Supplied text>
# My new favorite female tv chef.....



## garcia3441 (Dec 11, 2007)

Top Chef: Padma Lakshmi's Bio is Available Online - Official Bravo TV Site


----------



## Leon (Dec 11, 2007)

hmm... a little too tanorexic for my tastes. Rachel Ray is still where it's at


----------



## garcia3441 (Dec 11, 2007)

Leon said:


> Rachel Ray is still where it's at



I can't stand to listen to her. If I hear the words delish or yum-o, it makes my skin crawl.


----------



## poisonelvis (Dec 11, 2007)

umhmm


----------



## Chris (Dec 11, 2007)

poisonelvis said:


> umhmm,i've cooked a dish for her...hot butterd fat cock,all she can eat.



Come on dude, that's over the line.


----------



## poisonelvis (Dec 11, 2007)

sorry.


----------



## Leon (Dec 11, 2007)

garcia3441 said:


> I can't stand to listen to her. If I hear the words delish or yum-o, it makes my skin crawl.



well, she's not as bad as that Christina Can Cook lady. she's very Great Kat like, in that she seems to talk without ever closing her mouth.


----------



## Zepp88 (Dec 11, 2007)

Chris said:


> Come on dude, that's over the line.



You edit the post but also quote it so I can still read about his cooking?

Description of the task> Repeat the passage of the TV chef thread from "well, she's not" to "Zepp88 (Dec 11, 2007)", word for word.

Entries shown>
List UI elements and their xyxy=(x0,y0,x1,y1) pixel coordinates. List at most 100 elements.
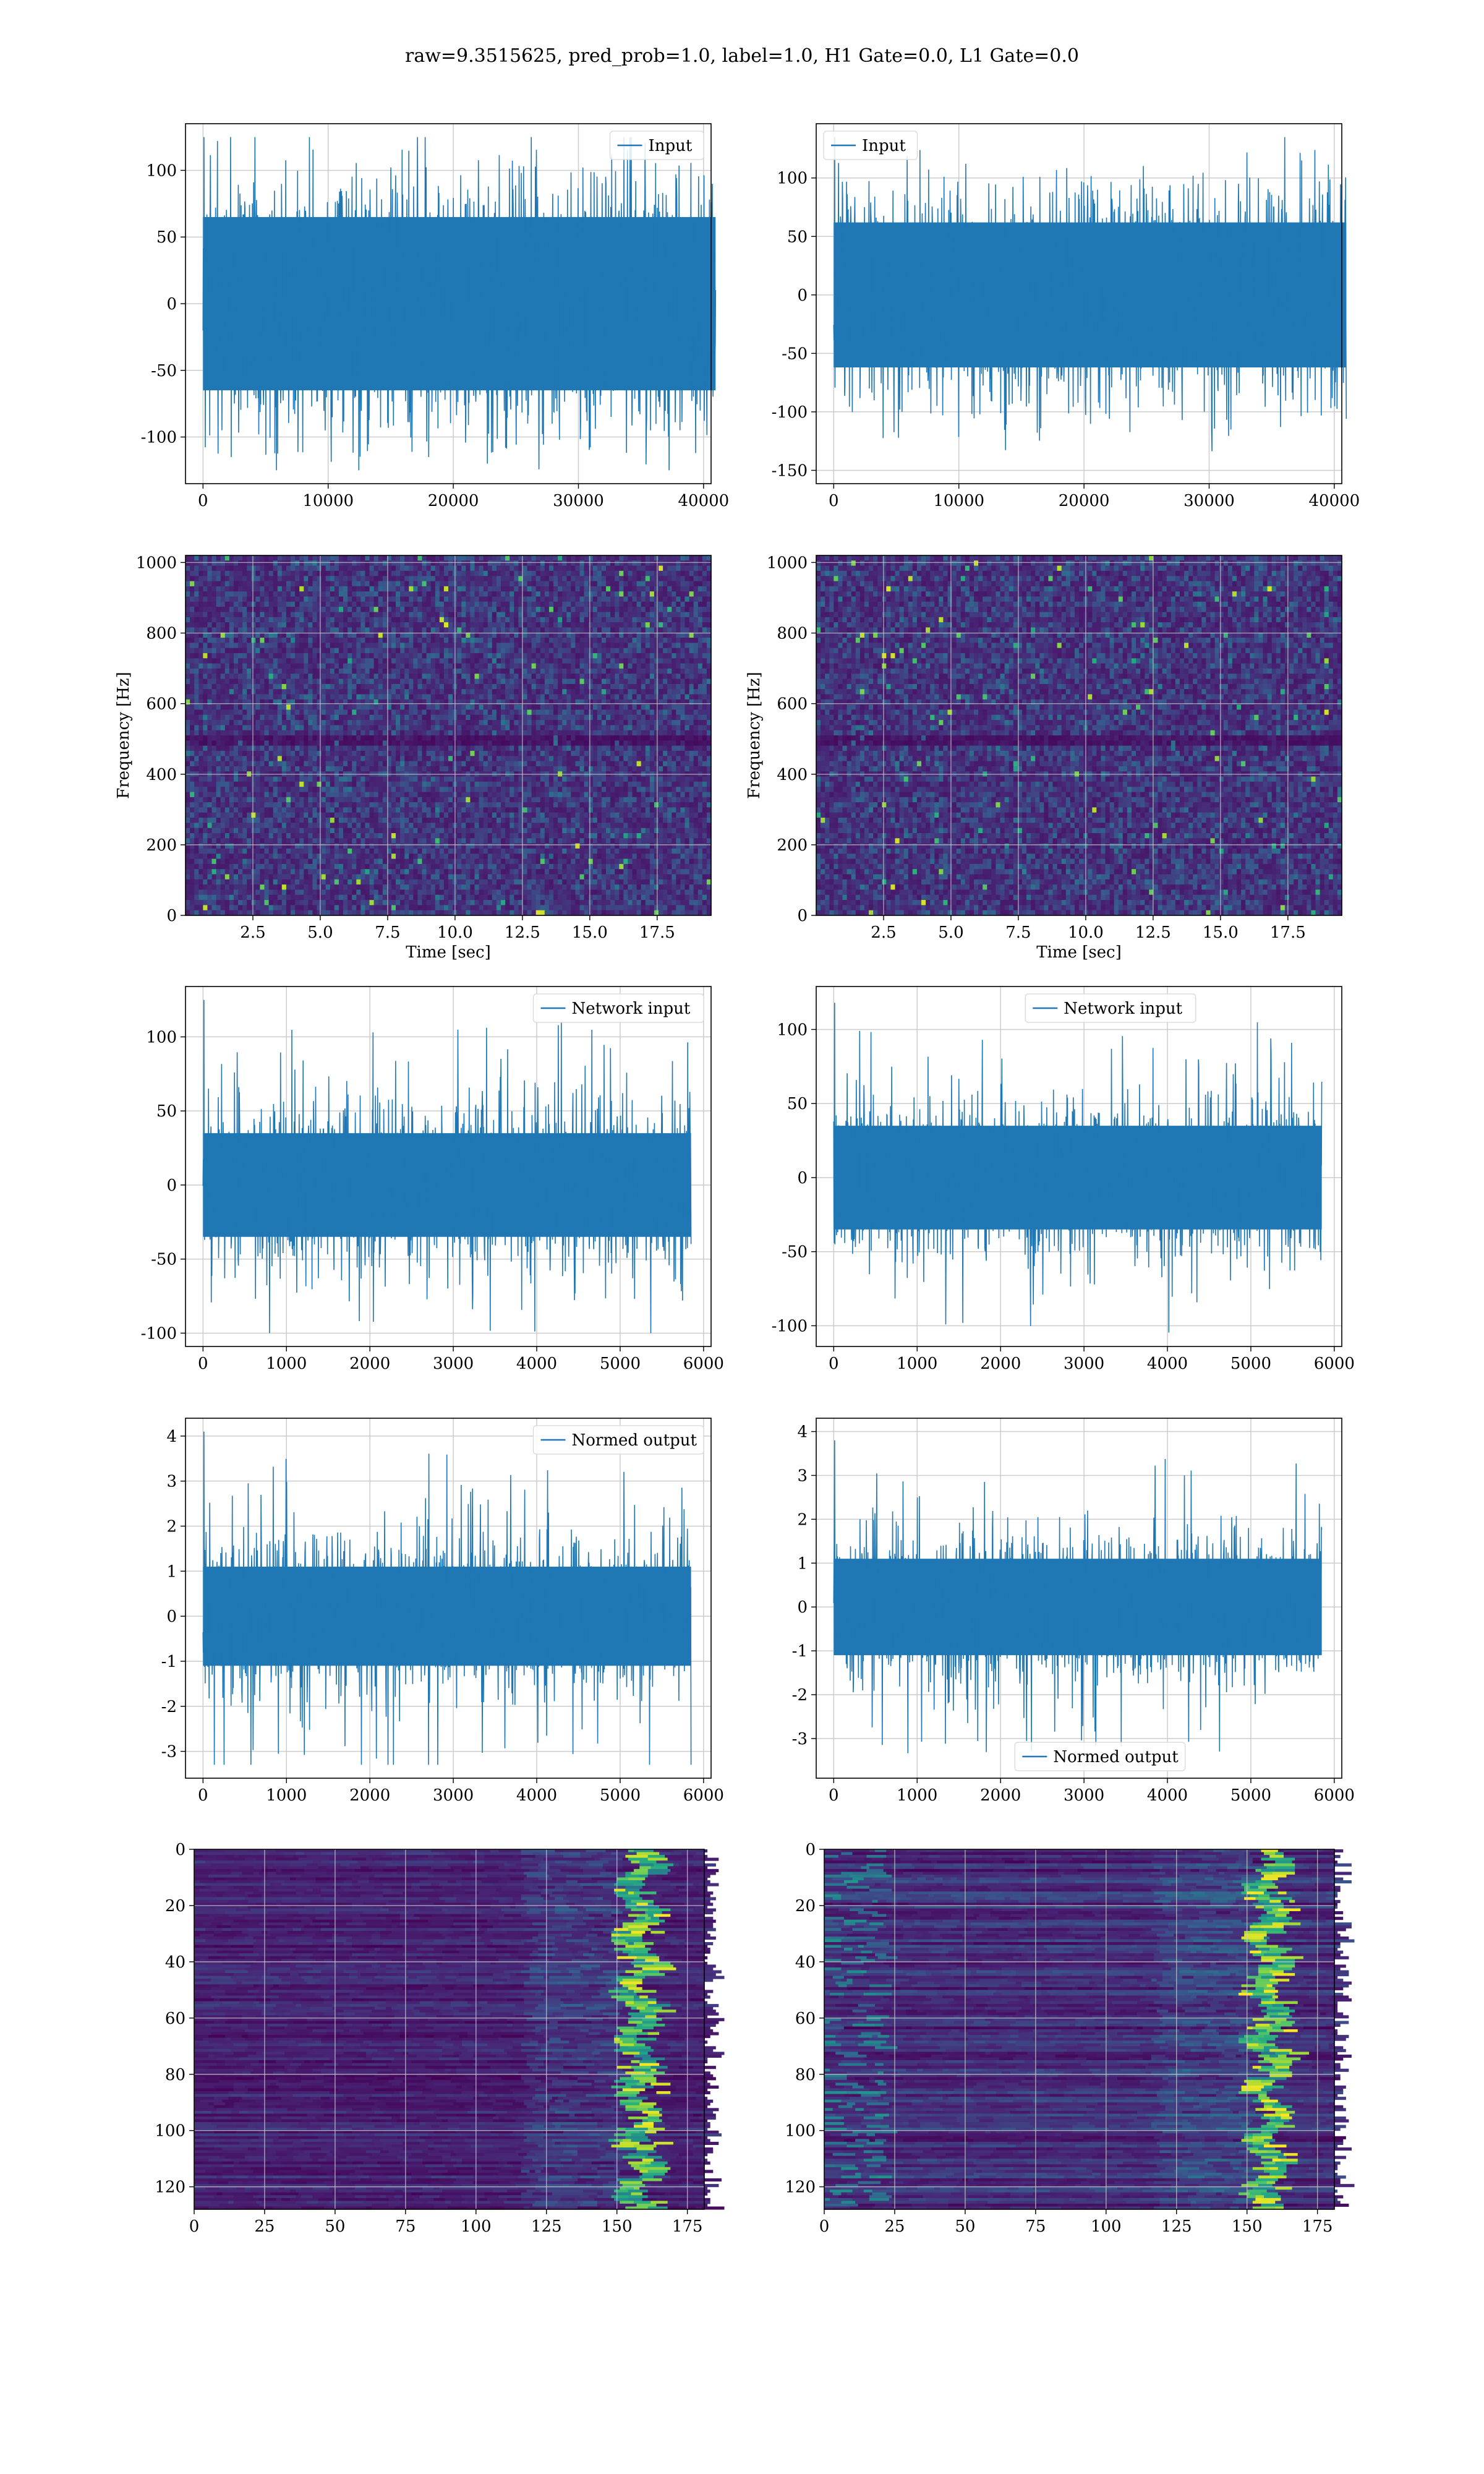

---

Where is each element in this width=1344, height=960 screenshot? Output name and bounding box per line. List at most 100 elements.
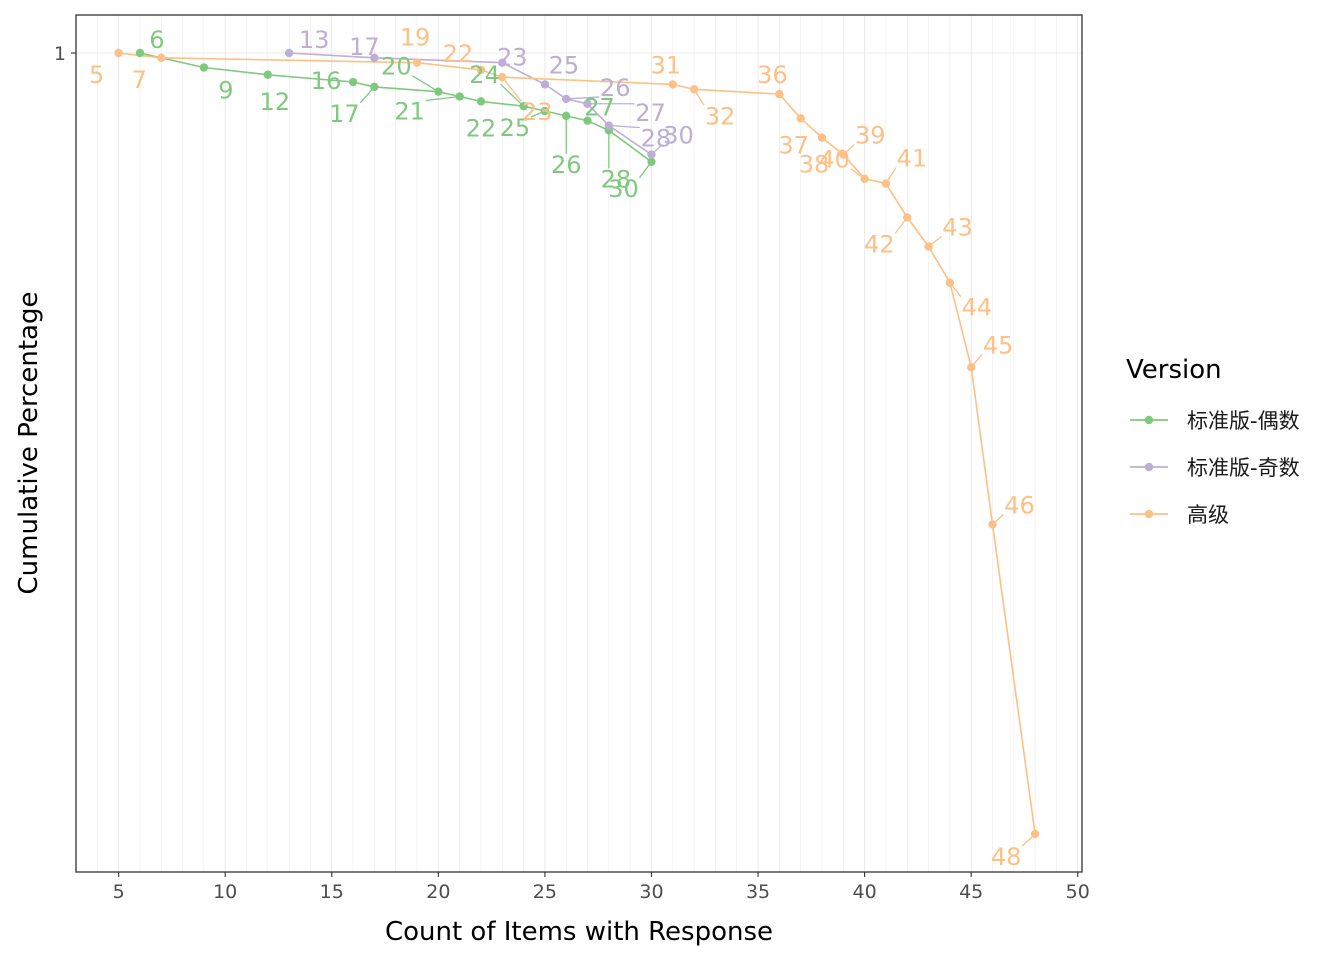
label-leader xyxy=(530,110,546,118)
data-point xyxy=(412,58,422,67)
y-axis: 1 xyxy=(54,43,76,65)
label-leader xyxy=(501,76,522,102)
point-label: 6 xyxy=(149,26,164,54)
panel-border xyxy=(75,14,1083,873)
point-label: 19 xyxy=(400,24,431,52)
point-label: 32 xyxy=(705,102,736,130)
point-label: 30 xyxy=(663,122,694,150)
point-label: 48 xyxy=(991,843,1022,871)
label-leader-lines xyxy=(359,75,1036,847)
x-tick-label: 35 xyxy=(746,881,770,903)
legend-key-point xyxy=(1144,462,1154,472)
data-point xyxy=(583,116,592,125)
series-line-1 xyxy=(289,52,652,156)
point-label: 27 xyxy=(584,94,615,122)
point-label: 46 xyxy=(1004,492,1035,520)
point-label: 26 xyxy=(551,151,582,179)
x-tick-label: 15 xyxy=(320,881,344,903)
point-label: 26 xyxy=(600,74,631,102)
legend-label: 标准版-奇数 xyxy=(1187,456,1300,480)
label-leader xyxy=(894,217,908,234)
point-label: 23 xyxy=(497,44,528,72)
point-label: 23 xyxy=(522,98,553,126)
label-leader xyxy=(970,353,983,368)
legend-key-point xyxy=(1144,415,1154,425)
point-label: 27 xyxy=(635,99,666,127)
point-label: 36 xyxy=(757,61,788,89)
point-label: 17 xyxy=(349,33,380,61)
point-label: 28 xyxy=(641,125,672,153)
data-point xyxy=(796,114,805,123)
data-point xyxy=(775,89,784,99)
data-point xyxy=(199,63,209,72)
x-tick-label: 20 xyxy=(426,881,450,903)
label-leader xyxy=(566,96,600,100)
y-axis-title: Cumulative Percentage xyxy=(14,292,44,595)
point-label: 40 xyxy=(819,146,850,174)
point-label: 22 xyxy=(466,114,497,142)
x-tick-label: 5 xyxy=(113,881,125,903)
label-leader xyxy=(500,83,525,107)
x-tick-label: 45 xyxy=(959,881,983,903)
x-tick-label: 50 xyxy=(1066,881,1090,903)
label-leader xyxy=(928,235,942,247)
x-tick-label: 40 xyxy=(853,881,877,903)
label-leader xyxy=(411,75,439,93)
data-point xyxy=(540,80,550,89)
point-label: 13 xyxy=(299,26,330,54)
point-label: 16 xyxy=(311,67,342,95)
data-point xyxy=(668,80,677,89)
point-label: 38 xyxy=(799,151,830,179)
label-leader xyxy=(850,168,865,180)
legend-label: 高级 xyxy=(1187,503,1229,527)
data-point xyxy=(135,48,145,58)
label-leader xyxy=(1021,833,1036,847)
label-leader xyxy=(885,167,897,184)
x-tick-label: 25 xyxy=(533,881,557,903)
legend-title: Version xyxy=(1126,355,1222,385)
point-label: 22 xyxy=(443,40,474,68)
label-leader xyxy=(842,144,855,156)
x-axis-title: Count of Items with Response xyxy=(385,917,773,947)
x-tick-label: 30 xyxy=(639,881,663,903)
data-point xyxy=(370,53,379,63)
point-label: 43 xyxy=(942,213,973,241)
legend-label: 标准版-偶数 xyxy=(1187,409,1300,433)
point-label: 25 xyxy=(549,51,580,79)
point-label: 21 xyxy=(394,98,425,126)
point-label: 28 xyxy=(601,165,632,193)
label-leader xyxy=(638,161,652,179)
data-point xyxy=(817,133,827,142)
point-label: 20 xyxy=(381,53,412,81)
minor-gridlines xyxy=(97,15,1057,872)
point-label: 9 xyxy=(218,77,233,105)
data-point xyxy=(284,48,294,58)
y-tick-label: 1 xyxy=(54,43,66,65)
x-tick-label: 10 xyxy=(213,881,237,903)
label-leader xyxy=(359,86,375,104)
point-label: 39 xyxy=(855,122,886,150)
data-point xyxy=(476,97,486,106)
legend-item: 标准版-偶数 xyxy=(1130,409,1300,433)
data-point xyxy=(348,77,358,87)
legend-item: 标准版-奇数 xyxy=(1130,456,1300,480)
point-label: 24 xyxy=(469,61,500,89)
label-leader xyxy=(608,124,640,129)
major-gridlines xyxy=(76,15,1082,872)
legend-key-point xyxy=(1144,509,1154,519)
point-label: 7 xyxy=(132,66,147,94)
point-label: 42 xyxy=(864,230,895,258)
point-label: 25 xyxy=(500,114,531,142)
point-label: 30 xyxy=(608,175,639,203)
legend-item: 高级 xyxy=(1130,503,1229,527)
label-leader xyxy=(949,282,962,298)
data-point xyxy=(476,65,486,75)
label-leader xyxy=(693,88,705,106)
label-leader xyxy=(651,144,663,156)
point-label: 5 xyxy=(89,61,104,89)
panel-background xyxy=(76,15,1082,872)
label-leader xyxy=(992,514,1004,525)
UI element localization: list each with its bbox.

Task response>
well, she's not as bad as that Christina Can Cook lady. she's very Great Kat like, in that she seems to talk without ever closing her mouth.


----------



## Zepp88 (Dec 11, 2007)